DOCUMENT EXCERPT
Created in 2005 by the Gilder Lehrman Institute of American History, George Washington’s Mount Vernon, and Washington College, the $50,000 George Washington Prize is one of the nation’s largest and most notable literary awards. Written to engage a wide public audience, the books provide a “go-to” reading list for anyone interested in learning more about George Washington, his contemporaries, and the founding of the United States of America.

The 2019 George Washington Prize finalists are:

Colin Calloway, The Indian World of George Washington: The First President, the First Americans, and the Birth of the Nation (Oxford University Press)

Stephen Fried, Rush: Revolution, Madness, and Benjamin Rush, the Visionary Doctor Who Became a Founding Father (Crown)

Catherine Kerrison, Jefferson’s Daughters: Three Sisters, White and Black, in a Young America (Ballantine Books)

Joyce Lee Malcom, The Tragedy of Benedict Arnold: An American Life (Pegasus Books)

Nathaniel Philbrick, Into the Hurricane’s Eye: The Genius of George Washington and the Victory at Yorktown (Viking)

Russell Shorto, Revolution Song: A Story of American Freedom (W.W. Norton & Company)

Peter Stark, Young Washington: How Wilderness and War Forged America’s Founding Father (Harper Collins Publishers)

The winner of the 2019 prize will be announced, and all finalists recognized, at a black-tie gala on October 24, 2019, at The Union League Club in New York City. More information about the George Washington Prize is available at www.mountvernon.org/gwprize.

ACTION ITEM
For each statement about the prize announcement, answer yes or no and quote the words that decide it: (a) Washington College was one of the creators of the George Washington Prize. (b) The 2019 winner will be announced at a gala in Washington, D.C. (c) Stephen Fried's book on Benjamin Rush was published by Viking. The listing after this is not needed for the work.

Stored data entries
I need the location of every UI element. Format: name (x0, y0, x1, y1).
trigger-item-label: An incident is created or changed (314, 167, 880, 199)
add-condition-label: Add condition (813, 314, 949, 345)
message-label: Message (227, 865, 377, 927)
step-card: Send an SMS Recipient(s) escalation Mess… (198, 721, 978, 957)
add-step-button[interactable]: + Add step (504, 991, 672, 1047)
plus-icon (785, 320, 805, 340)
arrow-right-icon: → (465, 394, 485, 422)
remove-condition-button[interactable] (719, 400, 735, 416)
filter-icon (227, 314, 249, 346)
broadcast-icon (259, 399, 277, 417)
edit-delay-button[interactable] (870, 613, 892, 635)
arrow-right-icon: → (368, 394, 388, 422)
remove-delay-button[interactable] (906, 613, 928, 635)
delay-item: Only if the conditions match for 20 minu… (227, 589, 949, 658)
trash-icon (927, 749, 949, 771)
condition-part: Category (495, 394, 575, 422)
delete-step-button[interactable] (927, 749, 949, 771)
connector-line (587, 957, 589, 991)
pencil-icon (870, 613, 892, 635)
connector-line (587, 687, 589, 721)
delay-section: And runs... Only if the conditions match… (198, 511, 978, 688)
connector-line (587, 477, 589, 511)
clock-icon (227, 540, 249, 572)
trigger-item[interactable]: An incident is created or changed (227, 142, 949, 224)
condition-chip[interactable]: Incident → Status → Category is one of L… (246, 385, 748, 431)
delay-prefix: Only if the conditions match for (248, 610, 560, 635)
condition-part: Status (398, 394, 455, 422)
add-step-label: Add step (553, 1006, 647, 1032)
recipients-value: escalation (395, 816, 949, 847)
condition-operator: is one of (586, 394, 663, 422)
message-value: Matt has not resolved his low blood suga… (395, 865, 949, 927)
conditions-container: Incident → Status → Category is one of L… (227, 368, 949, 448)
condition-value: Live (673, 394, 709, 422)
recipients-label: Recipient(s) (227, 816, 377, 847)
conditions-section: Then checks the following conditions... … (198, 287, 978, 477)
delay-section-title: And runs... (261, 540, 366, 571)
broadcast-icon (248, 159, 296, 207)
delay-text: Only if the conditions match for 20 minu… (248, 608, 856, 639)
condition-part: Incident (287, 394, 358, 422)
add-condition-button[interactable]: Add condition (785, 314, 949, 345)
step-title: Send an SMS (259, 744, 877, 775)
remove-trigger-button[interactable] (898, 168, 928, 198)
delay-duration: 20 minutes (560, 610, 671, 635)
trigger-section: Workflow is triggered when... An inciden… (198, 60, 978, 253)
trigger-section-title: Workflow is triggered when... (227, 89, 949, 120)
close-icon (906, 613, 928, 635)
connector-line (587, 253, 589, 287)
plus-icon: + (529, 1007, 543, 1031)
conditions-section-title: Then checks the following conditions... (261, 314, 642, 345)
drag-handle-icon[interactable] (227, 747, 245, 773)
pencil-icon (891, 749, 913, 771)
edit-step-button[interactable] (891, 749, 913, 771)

WRITTEN REPLY
(a) Yes: "Created in 2005 by the Gilder Lehrman Institute of American History, George Washington’s Mount Vernon, and Washington College"
(b) No: "at a black-tie gala on October 24, 2019, at The Union League Club in New York City"
(c) No: "Stephen Fried, Rush: Revolution, Madness, and Benjamin Rush, the Visionary Doctor Who Became a Founding Father (Crown)"